━━━━━ Record excerpts ━━━━━
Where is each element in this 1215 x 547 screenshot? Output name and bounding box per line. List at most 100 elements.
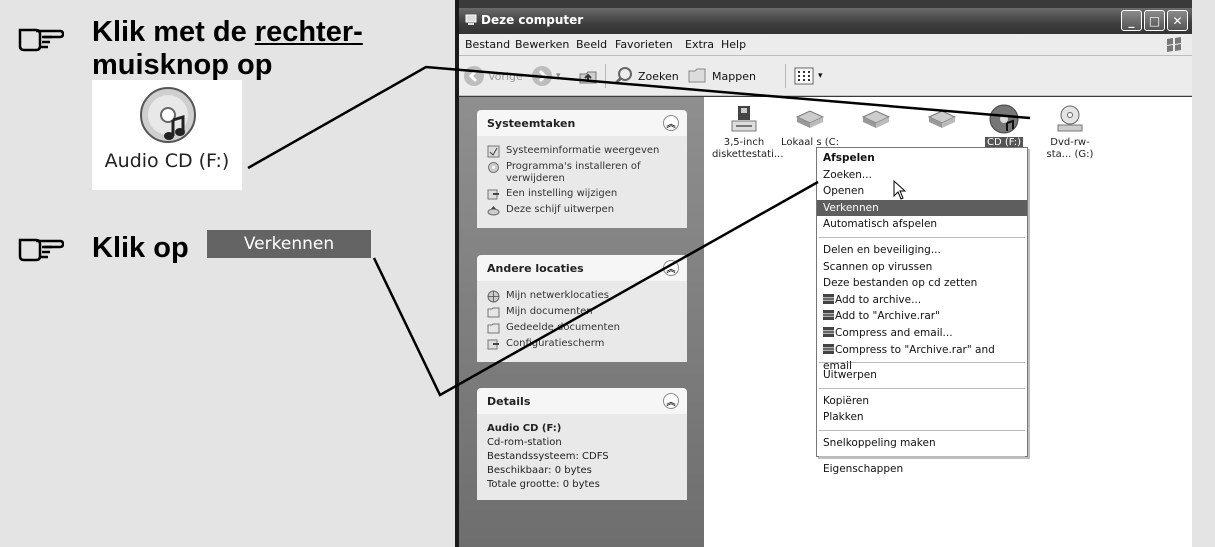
title-bar[interactable]: Deze computer _ □ ✕: [459, 8, 1192, 34]
up-folder-icon: [579, 71, 597, 84]
collapse-icon[interactable]: ︽: [663, 393, 679, 409]
menu-item-paste[interactable]: Plakken: [817, 409, 1027, 426]
menu-item-compress-email[interactable]: Compress and email...: [817, 325, 1027, 342]
details-header[interactable]: Details ︽: [477, 388, 687, 414]
hard-disk-icon: [861, 110, 891, 128]
details-panel: Details ︽ Audio CD (F:) Cd-rom-station B…: [477, 388, 687, 500]
hard-disk-icon: [927, 110, 957, 128]
search-icon: [614, 67, 632, 85]
menu-item-sharing[interactable]: Delen en beveiliging...: [817, 242, 1027, 259]
floppy-icon: [731, 106, 757, 132]
search-label: Zoeken: [638, 69, 679, 83]
pointing-hand-icon: [18, 22, 65, 52]
menu-item-add-archive[interactable]: Add to archive...: [817, 292, 1027, 309]
menu-item-burn-cd[interactable]: Deze bestanden op cd zetten: [817, 275, 1027, 292]
place-link-control-panel[interactable]: Configuratiescherm: [487, 338, 679, 351]
collapse-icon[interactable]: ︽: [663, 260, 679, 276]
menu-item-play[interactable]: Afspelen: [817, 150, 1027, 167]
menu-separator: [819, 455, 1025, 457]
verkennen-illustration: Verkennen: [207, 230, 371, 258]
other-places-header[interactable]: Andere locaties ︽: [477, 255, 687, 281]
folder-icon: [688, 68, 706, 83]
minimize-button[interactable]: _: [1121, 10, 1142, 31]
step2-text: Klik op: [92, 232, 189, 264]
drive-d[interactable]: [844, 103, 908, 137]
pointing-hand-icon: [18, 232, 65, 262]
drive-audio-cd-f[interactable]: CD (F:): [972, 103, 1036, 149]
menu-extra[interactable]: Extra: [685, 38, 714, 51]
control-panel-icon: [487, 189, 499, 200]
place-link-my-documents[interactable]: Mijn documenten: [487, 306, 679, 319]
folders-label: Mappen: [712, 69, 756, 83]
winrar-icon: [823, 343, 834, 354]
documents-icon: [487, 307, 500, 318]
window-title: Deze computer: [481, 13, 584, 27]
menu-item-compress-rar-email[interactable]: Compress to "Archive.rar" and email: [817, 342, 1027, 372]
eject-disk-icon: [487, 206, 500, 216]
system-tasks-header[interactable]: Systeemtaken ︽: [477, 110, 687, 136]
drive-local-c[interactable]: Lokaal s (C:: [778, 103, 842, 149]
close-button[interactable]: ✕: [1167, 10, 1188, 31]
menu-item-virus-scan[interactable]: Scannen op virussen: [817, 259, 1027, 276]
menu-favorieten[interactable]: Favorieten: [615, 38, 673, 51]
back-button[interactable]: Vorige: [463, 64, 523, 88]
step1-text: Klik met de rechter- muisknop op: [92, 16, 363, 81]
views-button[interactable]: ▾: [793, 64, 823, 88]
menu-separator: [819, 236, 1025, 238]
back-arrow-icon: [464, 66, 484, 86]
menu-item-open[interactable]: Openen: [817, 183, 1027, 200]
drive-e[interactable]: [910, 103, 974, 137]
menu-item-properties[interactable]: Eigenschappen: [817, 461, 1027, 478]
network-places-icon: [487, 290, 500, 303]
menu-separator: [819, 387, 1025, 389]
audio-cd-illustration: Audio CD (F:): [92, 80, 242, 190]
menu-bewerken[interactable]: Bewerken: [515, 38, 569, 51]
computer-icon: [465, 14, 477, 25]
drive-dvd-g[interactable]: Dvd-rw-sta... (G:): [1038, 103, 1102, 161]
drive-floppy[interactable]: 3,5-inch diskettestati...: [712, 103, 783, 161]
winrar-icon: [823, 326, 834, 337]
hard-disk-icon: [795, 110, 825, 128]
install-programs-icon: [488, 162, 499, 173]
task-link-change-setting[interactable]: Een instelling wijzigen: [487, 188, 679, 201]
up-folder-button[interactable]: [577, 64, 602, 88]
cd-caption: Audio CD (F:): [104, 150, 230, 172]
other-places-panel: Andere locaties ︽ Mijn netwerklocaties M…: [477, 255, 687, 362]
forward-button[interactable]: ▾: [531, 64, 561, 88]
menu-item-explore[interactable]: Verkennen: [817, 199, 1027, 217]
menu-bar: Bestand Bewerken Beeld Favorieten Extra …: [459, 34, 1192, 56]
winrar-icon: [823, 310, 834, 321]
dvd-drive-icon: [1057, 105, 1083, 132]
windows-logo-icon: [1167, 37, 1181, 52]
menu-item-create-shortcut[interactable]: Snelkoppeling maken: [817, 435, 1027, 452]
menu-help[interactable]: Help: [721, 38, 746, 51]
folders-button[interactable]: Mappen: [687, 64, 756, 88]
task-link-eject-disk[interactable]: Deze schijf uitwerpen: [487, 204, 679, 217]
menu-item-add-archive-rar[interactable]: Add to "Archive.rar": [817, 308, 1027, 325]
instruction-panel: Klik met de rechter- muisknop op Audio C…: [0, 0, 455, 547]
context-menu: Afspelen Zoeken... Openen Verkennen Auto…: [816, 147, 1028, 475]
mouse-cursor-icon: [893, 180, 907, 200]
menu-item-eject[interactable]: Uitwerpen: [817, 367, 1027, 384]
shared-folder-icon: [487, 323, 500, 334]
task-pane: Systeemtaken ︽ Systeeminformatie weergev…: [459, 97, 704, 547]
audio-cd-icon: [140, 87, 196, 143]
maximize-button[interactable]: □: [1144, 10, 1165, 31]
search-button[interactable]: Zoeken: [613, 64, 679, 88]
menu-item-search[interactable]: Zoeken...: [817, 167, 1027, 184]
menu-item-autoplay[interactable]: Automatisch afspelen: [817, 216, 1027, 233]
winrar-icon: [823, 293, 834, 304]
collapse-icon[interactable]: ︽: [663, 115, 679, 131]
task-link-system-info[interactable]: Systeeminformatie weergeven: [487, 145, 679, 158]
task-link-install-programs[interactable]: Programma's installeren of verwijderen: [487, 161, 679, 185]
menu-beeld[interactable]: Beeld: [576, 38, 607, 51]
views-grid-icon: [794, 67, 814, 85]
system-tasks-panel: Systeemtaken ︽ Systeeminformatie weergev…: [477, 110, 687, 228]
audio-cd-icon: [989, 104, 1019, 134]
chevron-down-icon: ▾: [556, 71, 561, 81]
menu-item-copy[interactable]: Kopiëren: [817, 393, 1027, 410]
menu-bestand[interactable]: Bestand: [465, 38, 510, 51]
system-info-icon: [487, 145, 500, 158]
place-link-shared-documents[interactable]: Gedeelde documenten: [487, 322, 679, 335]
place-link-network[interactable]: Mijn netwerklocaties: [487, 290, 679, 303]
━━━━━
Problem to solve:
Collect the complete line wherever the string "documents" appears in the records.

Solution:
place-link-my-documents[interactable]: Mijn documenten: [487, 306, 679, 319]
documents-icon: [487, 307, 500, 318]
place-link-shared-documents[interactable]: Gedeelde documenten: [487, 322, 679, 335]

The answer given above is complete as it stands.